→ **EXERCISE**
Reproduce the records below in full and without edits, omitting images.

--- RECORD LIST ---

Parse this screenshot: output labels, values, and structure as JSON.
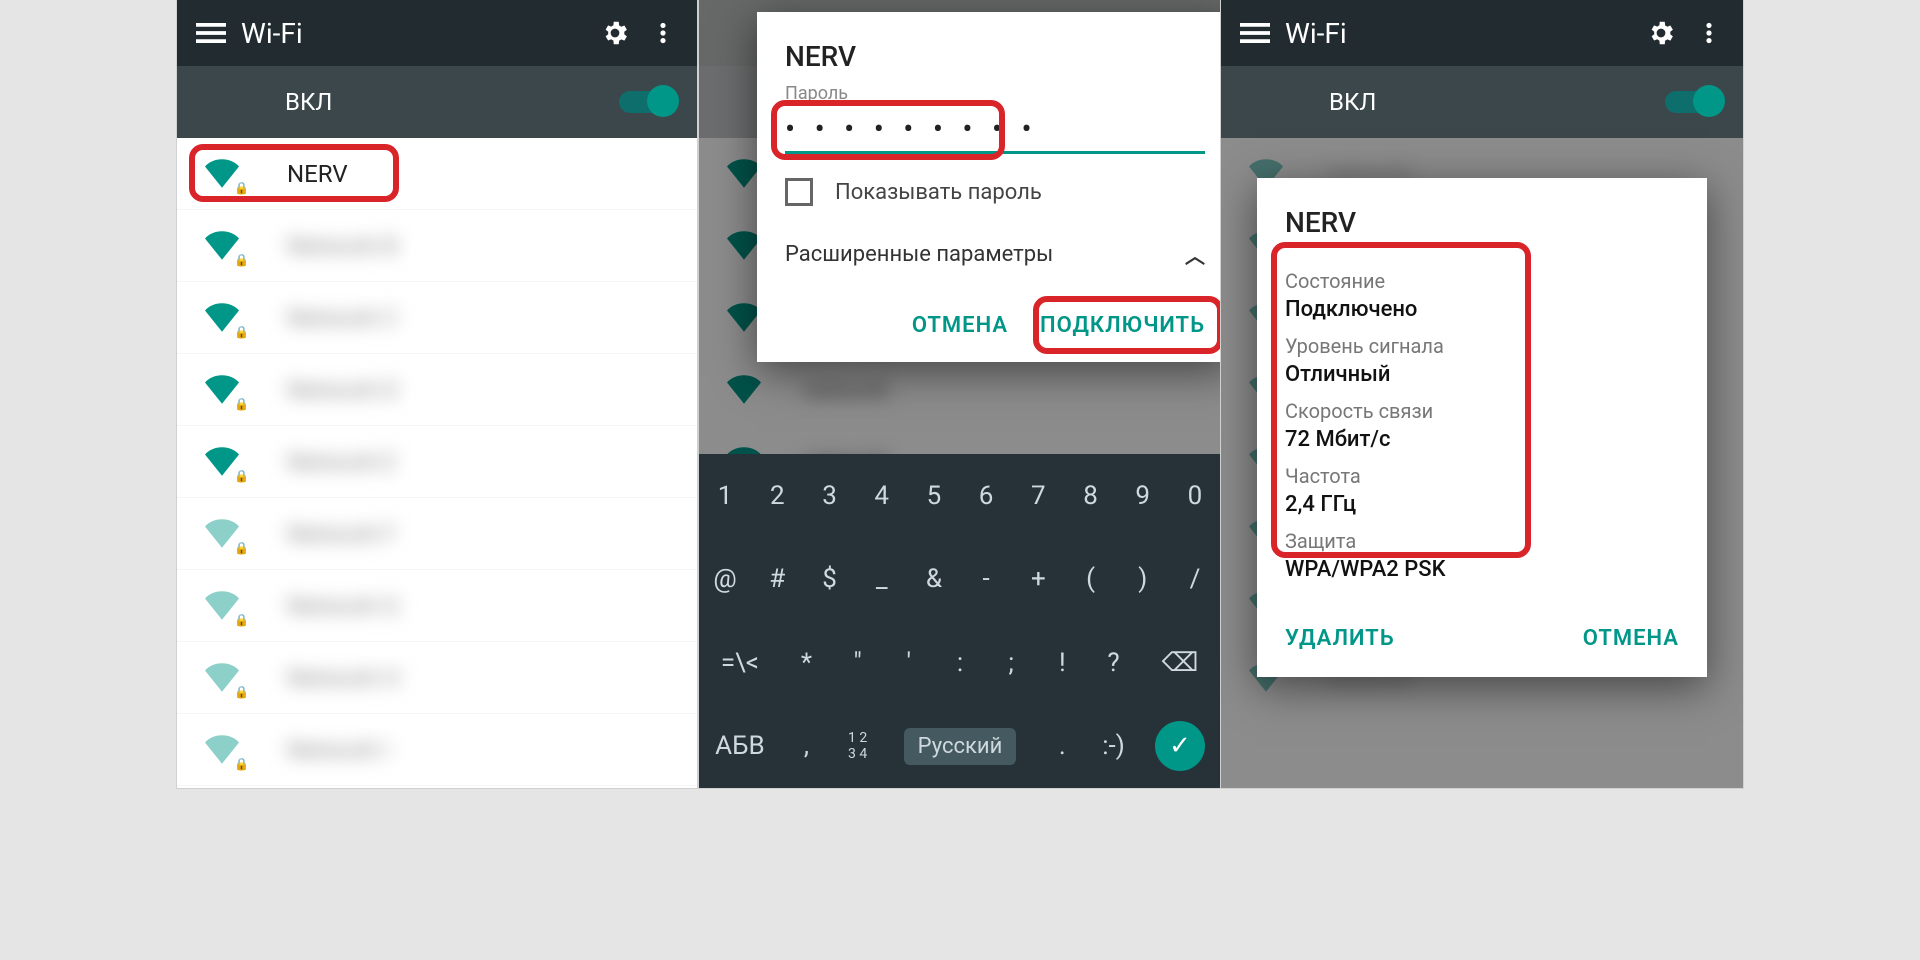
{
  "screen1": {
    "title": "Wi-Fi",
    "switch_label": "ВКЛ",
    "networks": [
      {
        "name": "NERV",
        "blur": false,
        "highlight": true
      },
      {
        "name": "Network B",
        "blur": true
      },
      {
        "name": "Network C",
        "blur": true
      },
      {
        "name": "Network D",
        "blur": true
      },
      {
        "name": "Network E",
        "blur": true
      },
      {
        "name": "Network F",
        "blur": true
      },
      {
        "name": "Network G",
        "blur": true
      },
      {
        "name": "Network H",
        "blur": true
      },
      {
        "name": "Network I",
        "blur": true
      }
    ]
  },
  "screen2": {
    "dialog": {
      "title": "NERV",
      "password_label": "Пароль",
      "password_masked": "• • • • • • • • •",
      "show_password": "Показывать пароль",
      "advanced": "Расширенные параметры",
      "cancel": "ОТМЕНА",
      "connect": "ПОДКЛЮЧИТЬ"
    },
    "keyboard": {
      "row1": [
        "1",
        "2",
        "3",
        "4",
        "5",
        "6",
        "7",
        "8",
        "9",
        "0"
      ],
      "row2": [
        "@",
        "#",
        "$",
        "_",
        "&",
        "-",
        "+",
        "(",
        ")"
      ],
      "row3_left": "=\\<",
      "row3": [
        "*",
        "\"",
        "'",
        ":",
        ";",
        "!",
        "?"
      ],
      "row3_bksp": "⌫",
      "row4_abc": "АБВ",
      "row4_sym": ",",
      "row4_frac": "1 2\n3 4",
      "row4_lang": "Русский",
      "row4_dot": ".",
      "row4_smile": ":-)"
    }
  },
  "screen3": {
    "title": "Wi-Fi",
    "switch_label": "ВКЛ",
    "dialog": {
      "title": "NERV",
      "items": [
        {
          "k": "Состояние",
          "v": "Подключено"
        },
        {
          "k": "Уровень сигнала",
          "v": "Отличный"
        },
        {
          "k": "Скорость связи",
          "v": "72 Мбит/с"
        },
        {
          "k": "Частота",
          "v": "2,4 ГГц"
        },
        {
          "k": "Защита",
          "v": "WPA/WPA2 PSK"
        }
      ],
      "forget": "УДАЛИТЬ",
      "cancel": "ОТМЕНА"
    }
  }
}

---

→ **OUTPUT**
Parse this screenshot: output labels, values, and structure as JSON.
{
  "screen1": {
    "title": "Wi-Fi",
    "switch_label": "ВКЛ",
    "networks": [
      {
        "name": "NERV",
        "blur": false,
        "highlight": true
      },
      {
        "name": "Network B",
        "blur": true
      },
      {
        "name": "Network C",
        "blur": true
      },
      {
        "name": "Network D",
        "blur": true
      },
      {
        "name": "Network E",
        "blur": true
      },
      {
        "name": "Network F",
        "blur": true
      },
      {
        "name": "Network G",
        "blur": true
      },
      {
        "name": "Network H",
        "blur": true
      },
      {
        "name": "Network I",
        "blur": true
      }
    ]
  },
  "screen2": {
    "dialog": {
      "title": "NERV",
      "password_label": "Пароль",
      "password_masked": "• • • • • • • • •",
      "show_password": "Показывать пароль",
      "advanced": "Расширенные параметры",
      "cancel": "ОТМЕНА",
      "connect": "ПОДКЛЮЧИТЬ"
    },
    "keyboard": {
      "row1": [
        "1",
        "2",
        "3",
        "4",
        "5",
        "6",
        "7",
        "8",
        "9",
        "0"
      ],
      "row2": [
        "@",
        "#",
        "$",
        "_",
        "&",
        "-",
        "+",
        "(",
        ")"
      ],
      "row3_left": "=\\<",
      "row3": [
        "*",
        "\"",
        "'",
        ":",
        ";",
        "!",
        "?"
      ],
      "row3_bksp": "⌫",
      "row4_abc": "АБВ",
      "row4_sym": ",",
      "row4_frac": "1 2\n3 4",
      "row4_lang": "Русский",
      "row4_dot": ".",
      "row4_smile": ":-)"
    }
  },
  "screen3": {
    "title": "Wi-Fi",
    "switch_label": "ВКЛ",
    "dialog": {
      "title": "NERV",
      "items": [
        {
          "k": "Состояние",
          "v": "Подключено"
        },
        {
          "k": "Уровень сигнала",
          "v": "Отличный"
        },
        {
          "k": "Скорость связи",
          "v": "72 Мбит/с"
        },
        {
          "k": "Частота",
          "v": "2,4 ГГц"
        },
        {
          "k": "Защита",
          "v": "WPA/WPA2 PSK"
        }
      ],
      "forget": "УДАЛИТЬ",
      "cancel": "ОТМЕНА"
    }
  }
}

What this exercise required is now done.